··· ENTRIES

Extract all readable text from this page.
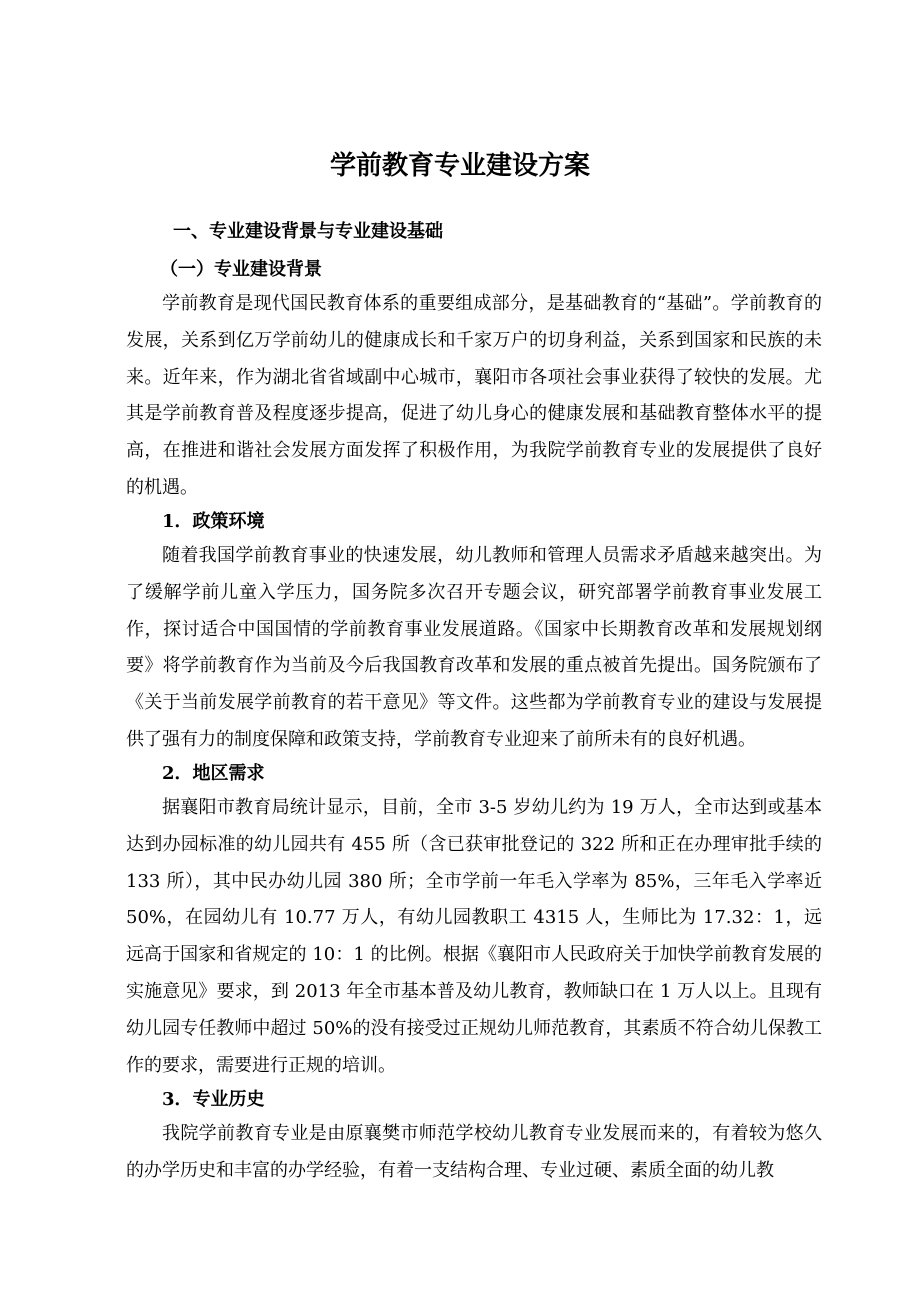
学前教育专业建设方案
一、专业建设背景与专业建设基础
（一）专业建设背景

学前教育是现代国民教育体系的重要组成部分，是基础教育的“基础”。学前教育的发展，关系到亿万学前幼儿的健康成长和千家万户的切身利益，关系到国家和民族的未来。近年来，作为湖北省省域副中心城市，襄阳市各项社会事业获得了较快的发展。尤其是学前教育普及程度逐步提高，促进了幼儿身心的健康发展和基础教育整体水平的提高，在推进和谐社会发展方面发挥了积极作用，为我院学前教育专业的发展提供了良好的机遇。

1．政策环境

随着我国学前教育事业的快速发展，幼儿教师和管理人员需求矛盾越来越突出。为了缓解学前儿童入学压力，国务院多次召开专题会议，研究部署学前教育事业发展工作，探讨适合中国国情的学前教育事业发展道路。《国家中长期教育改革和发展规划纲要》将学前教育作为当前及今后我国教育改革和发展的重点被首先提出。国务院颁布了《关于当前发展学前教育的若干意见》等文件。这些都为学前教育专业的建设与发展提供了强有力的制度保障和政策支持，学前教育专业迎来了前所未有的良好机遇。

2．地区需求

据襄阳市教育局统计显示，目前，全市 3-5 岁幼儿约为 19 万人，全市达到或基本达到办园标准的幼儿园共有 455 所（含已获审批登记的 322 所和正在办理审批手续的 133 所），其中民办幼儿园 380 所；全市学前一年毛入学率为 85%，三年毛入学率近 50%，在园幼儿有 10.77 万人，有幼儿园教职工 4315 人，生师比为 17.32：1，远远高于国家和省规定的 10：1 的比例。根据《襄阳市人民政府关于加快学前教育发展的实施意见》要求，到 2013 年全市基本普及幼儿教育，教师缺口在 1 万人以上。且现有幼儿园专任教师中超过 50%的没有接受过正规幼儿师范教育，其素质不符合幼儿保教工作的要求，需要进行正规的培训。

3．专业历史

我院学前教育专业是由原襄樊市师范学校幼儿教育专业发展而来的，有着较为悠久的办学历史和丰富的办学经验，有着一支结构合理、专业过硬、素质全面的幼儿教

······

**JOB**
Take the entries shown above and quote them verbatim, passing over the pictures.

**TASK RESULT**
Extract all readable text from this page.
学前教育专业建设方案
一、专业建设背景与专业建设基础
（一）专业建设背景

学前教育是现代国民教育体系的重要组成部分，是基础教育的“基础”。学前教育的发展，关系到亿万学前幼儿的健康成长和千家万户的切身利益，关系到国家和民族的未来。近年来，作为湖北省省域副中心城市，襄阳市各项社会事业获得了较快的发展。尤其是学前教育普及程度逐步提高，促进了幼儿身心的健康发展和基础教育整体水平的提高，在推进和谐社会发展方面发挥了积极作用，为我院学前教育专业的发展提供了良好的机遇。

1．政策环境

随着我国学前教育事业的快速发展，幼儿教师和管理人员需求矛盾越来越突出。为了缓解学前儿童入学压力，国务院多次召开专题会议，研究部署学前教育事业发展工作，探讨适合中国国情的学前教育事业发展道路。《国家中长期教育改革和发展规划纲要》将学前教育作为当前及今后我国教育改革和发展的重点被首先提出。国务院颁布了《关于当前发展学前教育的若干意见》等文件。这些都为学前教育专业的建设与发展提供了强有力的制度保障和政策支持，学前教育专业迎来了前所未有的良好机遇。

2．地区需求

据襄阳市教育局统计显示，目前，全市 3-5 岁幼儿约为 19 万人，全市达到或基本达到办园标准的幼儿园共有 455 所（含已获审批登记的 322 所和正在办理审批手续的 133 所），其中民办幼儿园 380 所；全市学前一年毛入学率为 85%，三年毛入学率近 50%，在园幼儿有 10.77 万人，有幼儿园教职工 4315 人，生师比为 17.32：1，远远高于国家和省规定的 10：1 的比例。根据《襄阳市人民政府关于加快学前教育发展的实施意见》要求，到 2013 年全市基本普及幼儿教育，教师缺口在 1 万人以上。且现有幼儿园专任教师中超过 50%的没有接受过正规幼儿师范教育，其素质不符合幼儿保教工作的要求，需要进行正规的培训。

3．专业历史

我院学前教育专业是由原襄樊市师范学校幼儿教育专业发展而来的，有着较为悠久的办学历史和丰富的办学经验，有着一支结构合理、专业过硬、素质全面的幼儿教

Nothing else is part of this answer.